# What this task involves
Print, exactly and completely, every entry in the data.

# Listed entries

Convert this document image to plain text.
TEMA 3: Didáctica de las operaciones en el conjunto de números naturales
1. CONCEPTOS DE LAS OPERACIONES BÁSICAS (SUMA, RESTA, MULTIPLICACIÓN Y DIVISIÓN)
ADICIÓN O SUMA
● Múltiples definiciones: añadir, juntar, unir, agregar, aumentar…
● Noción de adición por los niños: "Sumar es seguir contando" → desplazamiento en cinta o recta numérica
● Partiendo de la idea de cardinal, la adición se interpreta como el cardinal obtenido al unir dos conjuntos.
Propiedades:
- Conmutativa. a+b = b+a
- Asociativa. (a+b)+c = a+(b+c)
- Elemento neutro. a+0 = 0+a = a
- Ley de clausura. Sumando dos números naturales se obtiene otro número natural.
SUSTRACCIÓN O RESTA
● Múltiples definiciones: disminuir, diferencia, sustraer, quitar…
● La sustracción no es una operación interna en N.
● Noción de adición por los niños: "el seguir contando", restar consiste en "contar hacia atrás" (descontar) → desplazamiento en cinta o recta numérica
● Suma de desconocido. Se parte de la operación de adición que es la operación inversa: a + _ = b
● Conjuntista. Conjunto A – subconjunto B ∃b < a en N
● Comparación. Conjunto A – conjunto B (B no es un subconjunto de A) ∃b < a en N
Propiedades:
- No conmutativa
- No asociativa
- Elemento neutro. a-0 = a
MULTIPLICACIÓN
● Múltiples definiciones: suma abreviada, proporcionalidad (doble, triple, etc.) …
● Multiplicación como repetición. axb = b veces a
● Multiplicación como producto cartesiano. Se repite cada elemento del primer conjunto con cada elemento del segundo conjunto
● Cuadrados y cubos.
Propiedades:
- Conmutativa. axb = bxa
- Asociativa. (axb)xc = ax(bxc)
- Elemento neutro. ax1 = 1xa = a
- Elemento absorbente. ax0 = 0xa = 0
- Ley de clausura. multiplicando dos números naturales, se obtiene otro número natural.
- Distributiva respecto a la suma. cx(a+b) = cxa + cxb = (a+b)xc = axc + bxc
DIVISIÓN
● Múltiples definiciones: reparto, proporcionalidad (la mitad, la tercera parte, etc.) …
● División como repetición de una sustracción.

# The reply
Convert this document image to plain text.
TEMA 3: Didáctica de las operaciones en el conjunto de números naturales
1. CONCEPTOS DE LAS OPERACIONES BÁSICAS (SUMA, RESTA, MULTIPLICACIÓN Y DIVISIÓN)
ADICIÓN O SUMA
● Múltiples definiciones: añadir, juntar, unir, agregar, aumentar…
● Noción de adición por los niños: "Sumar es seguir contando" → desplazamiento en cinta o recta numérica
● Partiendo de la idea de cardinal, la adición se interpreta como el cardinal obtenido al unir dos conjuntos.
Propiedades:
- Conmutativa. a+b = b+a
- Asociativa. (a+b)+c = a+(b+c)
- Elemento neutro. a+0 = 0+a = a
- Ley de clausura. Sumando dos números naturales se obtiene otro número natural.
SUSTRACCIÓN O RESTA
● Múltiples definiciones: disminuir, diferencia, sustraer, quitar…
● La sustracción no es una operación interna en N.
● Noción de adición por los niños: "el seguir contando", restar consiste en "contar hacia atrás" (descontar) → desplazamiento en cinta o recta numérica
● Suma de desconocido. Se parte de la operación de adición que es la operación inversa: a + _ = b
● Conjuntista. Conjunto A – subconjunto B ∃b < a en N
● Comparación. Conjunto A – conjunto B (B no es un subconjunto de A) ∃b < a en N
Propiedades:
- No conmutativa
- No asociativa
- Elemento neutro. a-0 = a
MULTIPLICACIÓN
● Múltiples definiciones: suma abreviada, proporcionalidad (doble, triple, etc.) …
● Multiplicación como repetición. axb = b veces a
● Multiplicación como producto cartesiano. Se repite cada elemento del primer conjunto con cada elemento del segundo conjunto
● Cuadrados y cubos.
Propiedades:
- Conmutativa. axb = bxa
- Asociativa. (axb)xc = ax(bxc)
- Elemento neutro. ax1 = 1xa = a
- Elemento absorbente. ax0 = 0xa = 0
- Ley de clausura. multiplicando dos números naturales, se obtiene otro número natural.
- Distributiva respecto a la suma. cx(a+b) = cxa + cxb = (a+b)xc = axc + bxc
DIVISIÓN
● Múltiples definiciones: reparto, proporcionalidad (la mitad, la tercera parte, etc.) …
● División como repetición de una sustracción.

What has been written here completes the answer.